#### [WHAT IS BEING ASKED]
Quote every line as written. Omit pictures.

#### [SUPPLIED RECORDS]
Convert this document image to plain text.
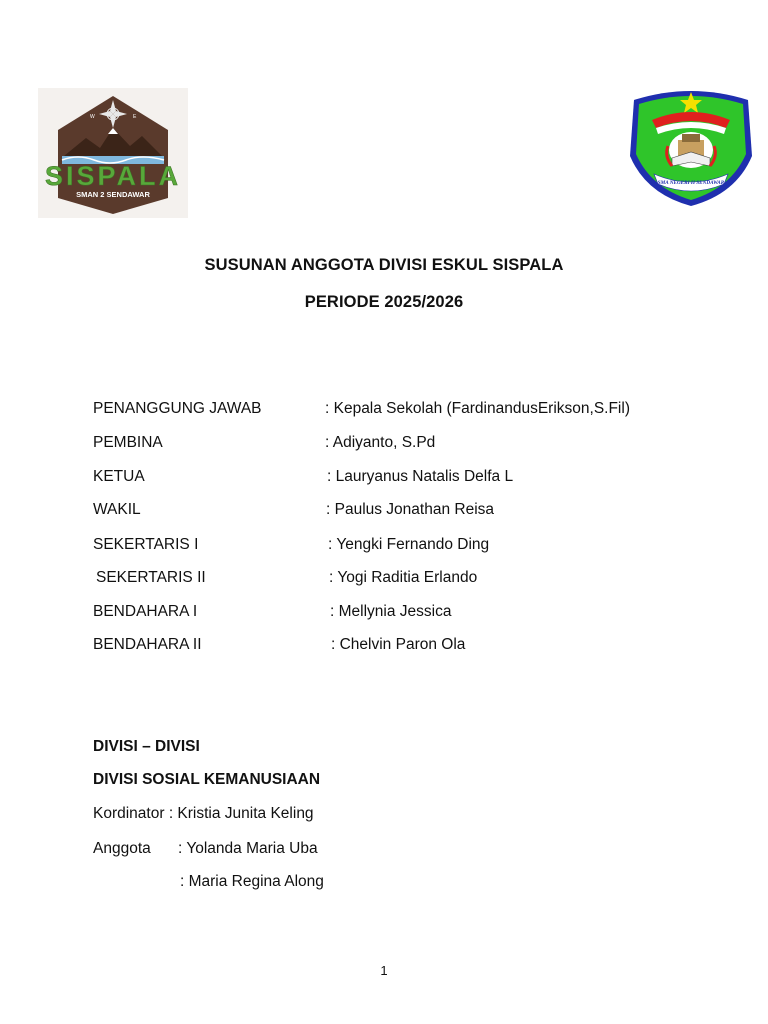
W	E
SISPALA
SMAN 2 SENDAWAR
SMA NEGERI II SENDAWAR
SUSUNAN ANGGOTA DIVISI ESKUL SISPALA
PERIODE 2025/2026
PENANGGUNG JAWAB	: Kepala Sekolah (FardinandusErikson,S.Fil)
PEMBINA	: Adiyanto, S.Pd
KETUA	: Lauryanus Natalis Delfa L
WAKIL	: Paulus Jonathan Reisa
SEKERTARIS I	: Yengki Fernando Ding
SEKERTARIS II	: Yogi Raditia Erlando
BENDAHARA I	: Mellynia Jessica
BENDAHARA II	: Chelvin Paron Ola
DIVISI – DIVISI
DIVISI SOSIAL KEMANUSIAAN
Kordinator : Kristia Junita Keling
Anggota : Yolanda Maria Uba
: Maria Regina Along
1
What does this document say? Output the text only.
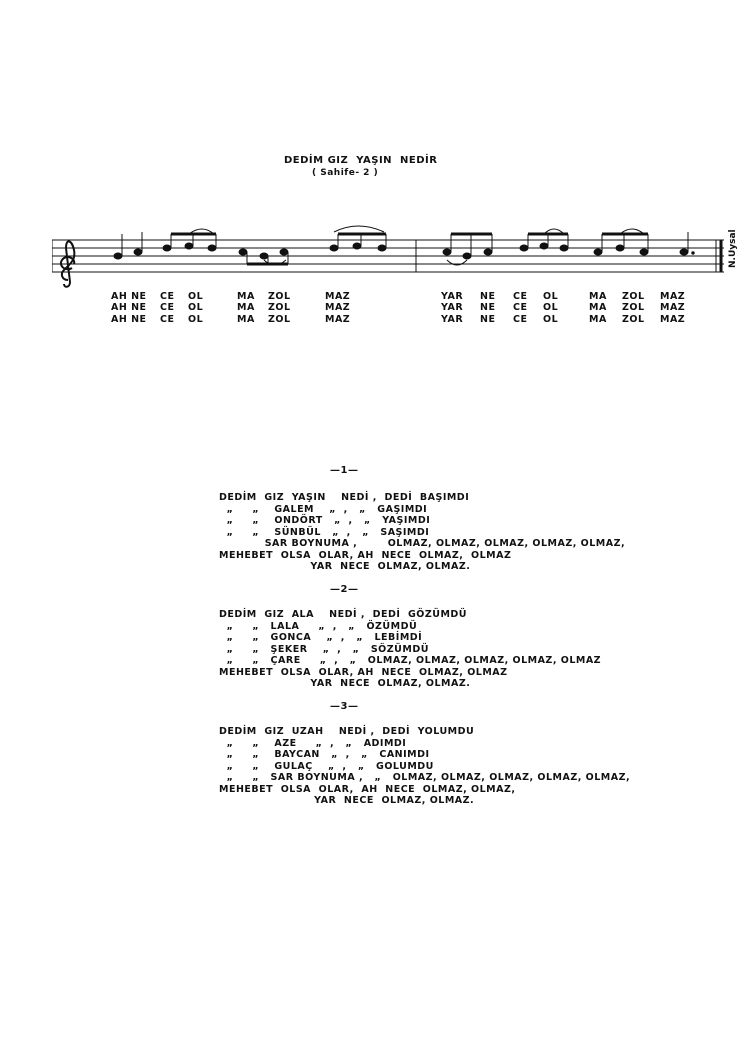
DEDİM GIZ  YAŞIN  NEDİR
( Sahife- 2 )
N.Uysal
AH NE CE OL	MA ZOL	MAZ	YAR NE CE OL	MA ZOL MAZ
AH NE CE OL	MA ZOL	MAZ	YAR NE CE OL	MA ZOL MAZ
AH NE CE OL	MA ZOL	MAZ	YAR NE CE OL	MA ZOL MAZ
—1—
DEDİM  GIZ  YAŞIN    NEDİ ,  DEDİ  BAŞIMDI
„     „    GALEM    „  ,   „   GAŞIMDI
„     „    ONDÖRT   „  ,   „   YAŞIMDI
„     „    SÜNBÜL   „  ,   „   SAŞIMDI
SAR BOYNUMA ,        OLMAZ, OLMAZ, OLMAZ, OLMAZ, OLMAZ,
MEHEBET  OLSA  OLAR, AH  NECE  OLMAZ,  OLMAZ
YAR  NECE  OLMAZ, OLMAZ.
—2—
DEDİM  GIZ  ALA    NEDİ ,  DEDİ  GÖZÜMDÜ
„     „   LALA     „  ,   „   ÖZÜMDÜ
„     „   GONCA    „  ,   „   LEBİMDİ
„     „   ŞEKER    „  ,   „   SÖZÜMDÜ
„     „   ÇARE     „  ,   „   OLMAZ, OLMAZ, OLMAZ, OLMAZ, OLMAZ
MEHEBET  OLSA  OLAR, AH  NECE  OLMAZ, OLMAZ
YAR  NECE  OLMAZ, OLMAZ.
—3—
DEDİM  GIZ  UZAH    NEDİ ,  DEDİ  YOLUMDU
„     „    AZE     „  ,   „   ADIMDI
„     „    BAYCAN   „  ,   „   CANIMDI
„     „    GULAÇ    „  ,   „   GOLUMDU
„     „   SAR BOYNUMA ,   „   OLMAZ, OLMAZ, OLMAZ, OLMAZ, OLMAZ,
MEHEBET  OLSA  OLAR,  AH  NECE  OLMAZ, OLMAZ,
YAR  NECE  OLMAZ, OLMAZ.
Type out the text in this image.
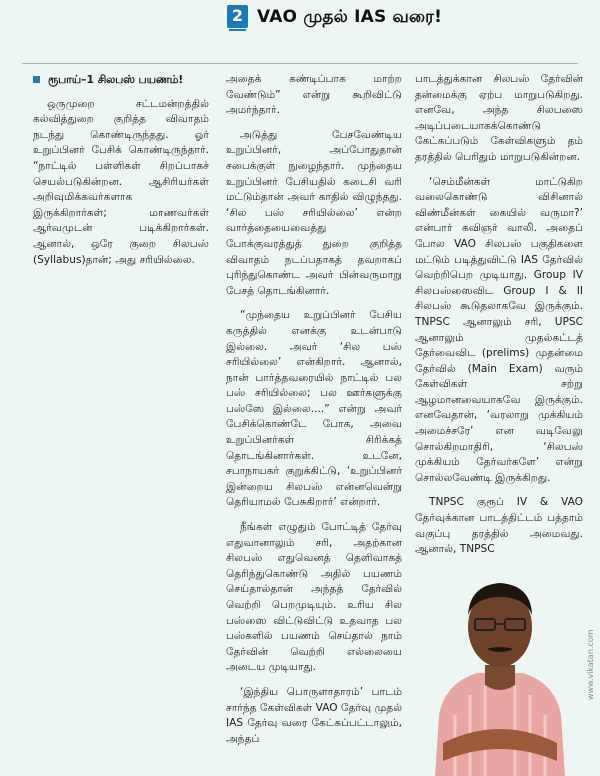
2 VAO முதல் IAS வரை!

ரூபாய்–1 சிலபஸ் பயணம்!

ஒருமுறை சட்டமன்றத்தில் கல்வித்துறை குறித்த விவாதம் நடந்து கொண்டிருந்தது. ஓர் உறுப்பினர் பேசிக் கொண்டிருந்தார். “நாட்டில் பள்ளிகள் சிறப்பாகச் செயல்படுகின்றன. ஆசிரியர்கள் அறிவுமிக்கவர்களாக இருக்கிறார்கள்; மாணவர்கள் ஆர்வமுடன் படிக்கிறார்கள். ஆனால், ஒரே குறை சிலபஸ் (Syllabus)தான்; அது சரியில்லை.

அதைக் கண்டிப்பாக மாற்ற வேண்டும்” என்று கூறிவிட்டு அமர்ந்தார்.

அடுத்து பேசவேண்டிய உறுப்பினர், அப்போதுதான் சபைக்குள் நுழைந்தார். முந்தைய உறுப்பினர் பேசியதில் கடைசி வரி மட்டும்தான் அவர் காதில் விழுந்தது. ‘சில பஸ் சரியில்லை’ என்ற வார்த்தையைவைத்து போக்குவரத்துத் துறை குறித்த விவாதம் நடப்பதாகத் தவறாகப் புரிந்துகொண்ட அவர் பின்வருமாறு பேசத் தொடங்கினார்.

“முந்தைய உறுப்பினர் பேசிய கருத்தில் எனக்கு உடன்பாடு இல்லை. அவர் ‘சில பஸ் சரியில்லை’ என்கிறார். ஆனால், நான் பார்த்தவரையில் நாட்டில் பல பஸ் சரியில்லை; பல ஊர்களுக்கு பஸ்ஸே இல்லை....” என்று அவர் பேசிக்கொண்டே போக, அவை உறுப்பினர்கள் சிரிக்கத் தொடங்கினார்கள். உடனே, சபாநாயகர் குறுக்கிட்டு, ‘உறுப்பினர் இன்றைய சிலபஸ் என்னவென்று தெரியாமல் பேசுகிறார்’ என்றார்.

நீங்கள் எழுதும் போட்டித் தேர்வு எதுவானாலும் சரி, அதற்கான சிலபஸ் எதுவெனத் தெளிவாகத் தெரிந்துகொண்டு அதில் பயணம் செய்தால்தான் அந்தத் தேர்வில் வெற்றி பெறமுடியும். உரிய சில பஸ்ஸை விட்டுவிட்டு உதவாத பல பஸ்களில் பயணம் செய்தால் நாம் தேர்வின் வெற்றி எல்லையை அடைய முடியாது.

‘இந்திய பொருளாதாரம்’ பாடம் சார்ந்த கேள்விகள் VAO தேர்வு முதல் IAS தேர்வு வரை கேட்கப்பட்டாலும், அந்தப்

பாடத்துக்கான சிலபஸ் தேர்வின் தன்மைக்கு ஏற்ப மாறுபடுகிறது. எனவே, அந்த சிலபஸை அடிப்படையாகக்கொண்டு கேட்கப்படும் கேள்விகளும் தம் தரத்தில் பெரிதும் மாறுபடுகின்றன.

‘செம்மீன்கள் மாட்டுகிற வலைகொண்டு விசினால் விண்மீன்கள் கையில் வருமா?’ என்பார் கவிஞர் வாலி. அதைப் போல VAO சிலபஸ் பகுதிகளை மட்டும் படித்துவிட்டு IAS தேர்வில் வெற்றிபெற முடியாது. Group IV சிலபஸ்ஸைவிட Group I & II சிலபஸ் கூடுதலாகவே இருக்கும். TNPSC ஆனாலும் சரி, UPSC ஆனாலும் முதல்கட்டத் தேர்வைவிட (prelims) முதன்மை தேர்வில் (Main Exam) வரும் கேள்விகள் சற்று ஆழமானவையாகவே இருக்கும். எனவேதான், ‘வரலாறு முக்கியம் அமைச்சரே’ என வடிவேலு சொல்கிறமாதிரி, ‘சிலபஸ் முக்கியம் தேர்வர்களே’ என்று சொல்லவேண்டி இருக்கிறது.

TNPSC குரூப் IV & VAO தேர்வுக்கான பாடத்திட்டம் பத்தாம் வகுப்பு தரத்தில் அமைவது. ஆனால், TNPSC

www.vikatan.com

#### [FULL ANSWER]
Convert this document image to plain text.
W	E
SISPALA
SMAN 2 SENDAWAR
SMA NEGERI II SENDAWAR
SUSUNAN ANGGOTA DIVISI ESKUL SISPALA
PERIODE 2025/2026
PENANGGUNG JAWAB	: Kepala Sekolah (FardinandusErikson,S.Fil)
PEMBINA	: Adiyanto, S.Pd
KETUA	: Lauryanus Natalis Delfa L
WAKIL	: Paulus Jonathan Reisa
SEKERTARIS I	: Yengki Fernando Ding
SEKERTARIS II	: Yogi Raditia Erlando
BENDAHARA I	: Mellynia Jessica
BENDAHARA II	: Chelvin Paron Ola
DIVISI – DIVISI
DIVISI SOSIAL KEMANUSIAAN
Kordinator : Kristia Junita Keling
Anggota : Yolanda Maria Uba
: Maria Regina Along
1
What does this document say? Output the text only.
DEDİM GIZ  YAŞIN  NEDİR
( Sahife- 2 )
N.Uysal
AH NE CE OL	MA ZOL	MAZ	YAR NE CE OL	MA ZOL MAZ
AH NE CE OL	MA ZOL	MAZ	YAR NE CE OL	MA ZOL MAZ
AH NE CE OL	MA ZOL	MAZ	YAR NE CE OL	MA ZOL MAZ
—1—
DEDİM  GIZ  YAŞIN    NEDİ ,  DEDİ  BAŞIMDI
„     „    GALEM    „  ,   „   GAŞIMDI
„     „    ONDÖRT   „  ,   „   YAŞIMDI
„     „    SÜNBÜL   „  ,   „   SAŞIMDI
SAR BOYNUMA ,        OLMAZ, OLMAZ, OLMAZ, OLMAZ, OLMAZ,
MEHEBET  OLSA  OLAR, AH  NECE  OLMAZ,  OLMAZ
YAR  NECE  OLMAZ, OLMAZ.
—2—
DEDİM  GIZ  ALA    NEDİ ,  DEDİ  GÖZÜMDÜ
„     „   LALA     „  ,   „   ÖZÜMDÜ
„     „   GONCA    „  ,   „   LEBİMDİ
„     „   ŞEKER    „  ,   „   SÖZÜMDÜ
„     „   ÇARE     „  ,   „   OLMAZ, OLMAZ, OLMAZ, OLMAZ, OLMAZ
MEHEBET  OLSA  OLAR, AH  NECE  OLMAZ, OLMAZ
YAR  NECE  OLMAZ, OLMAZ.
—3—
DEDİM  GIZ  UZAH    NEDİ ,  DEDİ  YOLUMDU
„     „    AZE     „  ,   „   ADIMDI
„     „    BAYCAN   „  ,   „   CANIMDI
„     „    GULAÇ    „  ,   „   GOLUMDU
„     „   SAR BOYNUMA ,   „   OLMAZ, OLMAZ, OLMAZ, OLMAZ, OLMAZ,
MEHEBET  OLSA  OLAR,  AH  NECE  OLMAZ, OLMAZ,
YAR  NECE  OLMAZ, OLMAZ.
Type out the text in this image.
2 VAO முதல் IAS வரை!

ரூபாய்–1 சிலபஸ் பயணம்!

ஒருமுறை சட்டமன்றத்தில் கல்வித்துறை குறித்த விவாதம் நடந்து கொண்டிருந்தது. ஓர் உறுப்பினர் பேசிக் கொண்டிருந்தார். “நாட்டில் பள்ளிகள் சிறப்பாகச் செயல்படுகின்றன. ஆசிரியர்கள் அறிவுமிக்கவர்களாக இருக்கிறார்கள்; மாணவர்கள் ஆர்வமுடன் படிக்கிறார்கள். ஆனால், ஒரே குறை சிலபஸ் (Syllabus)தான்; அது சரியில்லை.

அதைக் கண்டிப்பாக மாற்ற வேண்டும்” என்று கூறிவிட்டு அமர்ந்தார்.

அடுத்து பேசவேண்டிய உறுப்பினர், அப்போதுதான் சபைக்குள் நுழைந்தார். முந்தைய உறுப்பினர் பேசியதில் கடைசி வரி மட்டும்தான் அவர் காதில் விழுந்தது. ‘சில பஸ் சரியில்லை’ என்ற வார்த்தையைவைத்து போக்குவரத்துத் துறை குறித்த விவாதம் நடப்பதாகத் தவறாகப் புரிந்துகொண்ட அவர் பின்வருமாறு பேசத் தொடங்கினார்.

“முந்தைய உறுப்பினர் பேசிய கருத்தில் எனக்கு உடன்பாடு இல்லை. அவர் ‘சில பஸ் சரியில்லை’ என்கிறார். ஆனால், நான் பார்த்தவரையில் நாட்டில் பல பஸ் சரியில்லை; பல ஊர்களுக்கு பஸ்ஸே இல்லை....” என்று அவர் பேசிக்கொண்டே போக, அவை உறுப்பினர்கள் சிரிக்கத் தொடங்கினார்கள். உடனே, சபாநாயகர் குறுக்கிட்டு, ‘உறுப்பினர் இன்றைய சிலபஸ் என்னவென்று தெரியாமல் பேசுகிறார்’ என்றார்.

நீங்கள் எழுதும் போட்டித் தேர்வு எதுவானாலும் சரி, அதற்கான சிலபஸ் எதுவெனத் தெளிவாகத் தெரிந்துகொண்டு அதில் பயணம் செய்தால்தான் அந்தத் தேர்வில் வெற்றி பெறமுடியும். உரிய சில பஸ்ஸை விட்டுவிட்டு உதவாத பல பஸ்களில் பயணம் செய்தால் நாம் தேர்வின் வெற்றி எல்லையை அடைய முடியாது.

‘இந்திய பொருளாதாரம்’ பாடம் சார்ந்த கேள்விகள் VAO தேர்வு முதல் IAS தேர்வு வரை கேட்கப்பட்டாலும், அந்தப்

பாடத்துக்கான சிலபஸ் தேர்வின் தன்மைக்கு ஏற்ப மாறுபடுகிறது. எனவே, அந்த சிலபஸை அடிப்படையாகக்கொண்டு கேட்கப்படும் கேள்விகளும் தம் தரத்தில் பெரிதும் மாறுபடுகின்றன.

‘செம்மீன்கள் மாட்டுகிற வலைகொண்டு விசினால் விண்மீன்கள் கையில் வருமா?’ என்பார் கவிஞர் வாலி. அதைப் போல VAO சிலபஸ் பகுதிகளை மட்டும் படித்துவிட்டு IAS தேர்வில் வெற்றிபெற முடியாது. Group IV சிலபஸ்ஸைவிட Group I & II சிலபஸ் கூடுதலாகவே இருக்கும். TNPSC ஆனாலும் சரி, UPSC ஆனாலும் முதல்கட்டத் தேர்வைவிட (prelims) முதன்மை தேர்வில் (Main Exam) வரும் கேள்விகள் சற்று ஆழமானவையாகவே இருக்கும். எனவேதான், ‘வரலாறு முக்கியம் அமைச்சரே’ என வடிவேலு சொல்கிறமாதிரி, ‘சிலபஸ் முக்கியம் தேர்வர்களே’ என்று சொல்லவேண்டி இருக்கிறது.

TNPSC குரூப் IV & VAO தேர்வுக்கான பாடத்திட்டம் பத்தாம் வகுப்பு தரத்தில் அமைவது. ஆனால், TNPSC

www.vikatan.com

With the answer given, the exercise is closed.